**THE TASK**
Gather all lines in the entries that include the word "chevron".

(Stored entries)
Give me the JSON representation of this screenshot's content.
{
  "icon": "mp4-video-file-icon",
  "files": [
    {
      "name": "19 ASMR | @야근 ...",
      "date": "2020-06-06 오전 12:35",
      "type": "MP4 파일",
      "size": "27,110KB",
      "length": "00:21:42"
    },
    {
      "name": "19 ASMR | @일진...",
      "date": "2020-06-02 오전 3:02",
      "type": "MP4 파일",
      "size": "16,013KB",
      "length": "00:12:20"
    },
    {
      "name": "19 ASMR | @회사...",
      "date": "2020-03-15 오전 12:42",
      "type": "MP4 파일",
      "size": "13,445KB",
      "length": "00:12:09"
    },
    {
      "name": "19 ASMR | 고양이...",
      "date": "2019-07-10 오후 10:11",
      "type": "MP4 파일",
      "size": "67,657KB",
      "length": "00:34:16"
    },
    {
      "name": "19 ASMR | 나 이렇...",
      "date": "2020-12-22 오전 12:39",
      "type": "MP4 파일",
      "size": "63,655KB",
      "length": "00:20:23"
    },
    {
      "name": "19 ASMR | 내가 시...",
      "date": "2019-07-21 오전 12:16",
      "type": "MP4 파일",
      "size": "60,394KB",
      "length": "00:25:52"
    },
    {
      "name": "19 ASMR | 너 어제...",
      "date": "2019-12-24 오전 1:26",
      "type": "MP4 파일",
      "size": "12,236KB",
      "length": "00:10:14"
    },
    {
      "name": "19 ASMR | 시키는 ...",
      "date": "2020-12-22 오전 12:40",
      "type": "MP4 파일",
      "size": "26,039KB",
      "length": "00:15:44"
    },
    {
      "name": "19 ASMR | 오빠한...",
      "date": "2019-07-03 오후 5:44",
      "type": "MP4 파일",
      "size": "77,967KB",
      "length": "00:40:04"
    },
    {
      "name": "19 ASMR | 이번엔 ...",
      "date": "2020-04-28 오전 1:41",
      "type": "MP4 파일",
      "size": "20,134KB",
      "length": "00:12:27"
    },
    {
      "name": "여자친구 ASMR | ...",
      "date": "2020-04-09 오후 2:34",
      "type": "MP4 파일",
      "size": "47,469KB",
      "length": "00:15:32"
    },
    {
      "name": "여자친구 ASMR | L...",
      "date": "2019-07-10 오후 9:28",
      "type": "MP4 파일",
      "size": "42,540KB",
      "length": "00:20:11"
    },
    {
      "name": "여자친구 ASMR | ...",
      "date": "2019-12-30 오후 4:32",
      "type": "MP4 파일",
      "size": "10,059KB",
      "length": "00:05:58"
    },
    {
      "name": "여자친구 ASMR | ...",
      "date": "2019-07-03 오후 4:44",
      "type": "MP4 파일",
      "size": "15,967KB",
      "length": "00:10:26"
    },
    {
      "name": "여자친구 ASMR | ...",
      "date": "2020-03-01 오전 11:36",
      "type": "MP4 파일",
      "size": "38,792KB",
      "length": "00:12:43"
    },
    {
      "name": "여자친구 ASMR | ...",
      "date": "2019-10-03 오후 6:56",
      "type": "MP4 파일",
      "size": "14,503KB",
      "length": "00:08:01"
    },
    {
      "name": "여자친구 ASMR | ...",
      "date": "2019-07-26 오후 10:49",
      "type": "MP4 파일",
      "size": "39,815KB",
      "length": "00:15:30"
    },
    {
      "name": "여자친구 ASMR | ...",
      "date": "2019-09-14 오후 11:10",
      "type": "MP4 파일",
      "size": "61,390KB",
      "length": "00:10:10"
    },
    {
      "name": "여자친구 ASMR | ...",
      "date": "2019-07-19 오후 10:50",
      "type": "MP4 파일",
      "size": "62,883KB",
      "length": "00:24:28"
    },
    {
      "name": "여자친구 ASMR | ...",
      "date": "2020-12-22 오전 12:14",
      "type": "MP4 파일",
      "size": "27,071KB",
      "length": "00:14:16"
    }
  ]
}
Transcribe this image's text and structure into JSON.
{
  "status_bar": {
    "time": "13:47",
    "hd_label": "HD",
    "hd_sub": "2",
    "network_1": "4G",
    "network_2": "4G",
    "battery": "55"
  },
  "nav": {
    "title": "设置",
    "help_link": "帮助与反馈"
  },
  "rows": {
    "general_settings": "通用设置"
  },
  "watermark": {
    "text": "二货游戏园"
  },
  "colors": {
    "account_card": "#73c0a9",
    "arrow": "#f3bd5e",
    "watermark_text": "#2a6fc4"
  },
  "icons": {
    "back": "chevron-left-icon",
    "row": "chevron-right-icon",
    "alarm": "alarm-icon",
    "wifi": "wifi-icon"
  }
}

**IN RESPONSE**
    "back": "chevron-left-icon",
    "row": "chevron-right-icon",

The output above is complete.